Source data:
---

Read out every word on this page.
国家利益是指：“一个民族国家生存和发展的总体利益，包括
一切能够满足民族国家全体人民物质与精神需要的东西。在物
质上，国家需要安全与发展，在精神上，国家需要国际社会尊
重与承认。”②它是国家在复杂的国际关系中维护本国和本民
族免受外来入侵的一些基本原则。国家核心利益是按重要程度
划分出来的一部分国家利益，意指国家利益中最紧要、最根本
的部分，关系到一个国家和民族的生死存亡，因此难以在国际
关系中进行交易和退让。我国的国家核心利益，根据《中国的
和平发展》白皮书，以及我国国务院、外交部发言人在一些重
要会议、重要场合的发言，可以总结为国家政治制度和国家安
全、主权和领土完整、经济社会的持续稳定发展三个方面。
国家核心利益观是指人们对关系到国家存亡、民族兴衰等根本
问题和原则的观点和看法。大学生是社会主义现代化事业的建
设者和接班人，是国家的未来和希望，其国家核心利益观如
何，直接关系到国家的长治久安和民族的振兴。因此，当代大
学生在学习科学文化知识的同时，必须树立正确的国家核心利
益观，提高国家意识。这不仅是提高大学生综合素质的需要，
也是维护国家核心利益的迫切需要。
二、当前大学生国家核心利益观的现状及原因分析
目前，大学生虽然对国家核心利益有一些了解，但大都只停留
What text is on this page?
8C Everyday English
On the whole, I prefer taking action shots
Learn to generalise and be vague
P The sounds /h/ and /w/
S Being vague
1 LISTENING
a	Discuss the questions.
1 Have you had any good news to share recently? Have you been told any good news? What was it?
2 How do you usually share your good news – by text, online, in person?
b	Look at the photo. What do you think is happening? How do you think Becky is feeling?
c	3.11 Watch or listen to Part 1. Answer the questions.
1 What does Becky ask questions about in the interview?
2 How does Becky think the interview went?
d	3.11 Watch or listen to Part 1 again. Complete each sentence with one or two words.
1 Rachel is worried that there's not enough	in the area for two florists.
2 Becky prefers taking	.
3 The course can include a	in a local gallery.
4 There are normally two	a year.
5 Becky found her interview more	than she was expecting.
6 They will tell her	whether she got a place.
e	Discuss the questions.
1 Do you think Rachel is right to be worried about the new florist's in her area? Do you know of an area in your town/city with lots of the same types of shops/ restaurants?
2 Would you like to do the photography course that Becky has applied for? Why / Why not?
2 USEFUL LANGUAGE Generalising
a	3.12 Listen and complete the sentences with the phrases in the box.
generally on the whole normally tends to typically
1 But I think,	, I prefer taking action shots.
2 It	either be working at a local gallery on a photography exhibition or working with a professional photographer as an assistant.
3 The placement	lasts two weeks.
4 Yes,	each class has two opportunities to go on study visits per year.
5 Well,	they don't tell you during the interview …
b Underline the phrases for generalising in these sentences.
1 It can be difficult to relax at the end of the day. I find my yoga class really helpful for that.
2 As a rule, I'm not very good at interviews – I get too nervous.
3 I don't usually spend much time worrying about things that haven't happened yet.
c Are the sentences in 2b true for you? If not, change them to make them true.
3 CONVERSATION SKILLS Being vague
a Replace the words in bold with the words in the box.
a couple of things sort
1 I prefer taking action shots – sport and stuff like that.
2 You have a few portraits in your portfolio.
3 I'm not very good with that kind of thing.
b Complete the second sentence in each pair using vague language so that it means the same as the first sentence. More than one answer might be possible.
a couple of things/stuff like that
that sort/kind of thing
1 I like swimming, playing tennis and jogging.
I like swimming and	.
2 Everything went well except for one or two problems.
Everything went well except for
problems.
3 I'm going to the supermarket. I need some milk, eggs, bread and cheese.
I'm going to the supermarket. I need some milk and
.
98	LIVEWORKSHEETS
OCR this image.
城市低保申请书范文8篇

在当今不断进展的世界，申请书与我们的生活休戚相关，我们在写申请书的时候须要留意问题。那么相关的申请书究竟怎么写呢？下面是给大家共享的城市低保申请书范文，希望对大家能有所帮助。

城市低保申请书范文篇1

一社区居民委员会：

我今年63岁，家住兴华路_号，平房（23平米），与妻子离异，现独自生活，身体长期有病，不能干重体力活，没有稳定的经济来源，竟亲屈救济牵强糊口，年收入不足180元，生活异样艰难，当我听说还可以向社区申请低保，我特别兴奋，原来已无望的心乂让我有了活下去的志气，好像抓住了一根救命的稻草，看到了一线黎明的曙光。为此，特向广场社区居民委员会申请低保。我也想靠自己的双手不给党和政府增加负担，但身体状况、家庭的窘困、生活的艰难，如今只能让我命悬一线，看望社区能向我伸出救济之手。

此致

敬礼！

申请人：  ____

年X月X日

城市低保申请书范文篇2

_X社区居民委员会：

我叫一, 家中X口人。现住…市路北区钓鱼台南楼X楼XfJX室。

---

Copy all lines of the listing above that contain the string "What".

● **Solution to this task**
What text is on this page?
1 Have you had any good news to share recently? Have you been told any good news? What was it?
b	Look at the photo. What do you think is happening? How do you think Becky is feeling?
1 What does Becky ask questions about in the interview?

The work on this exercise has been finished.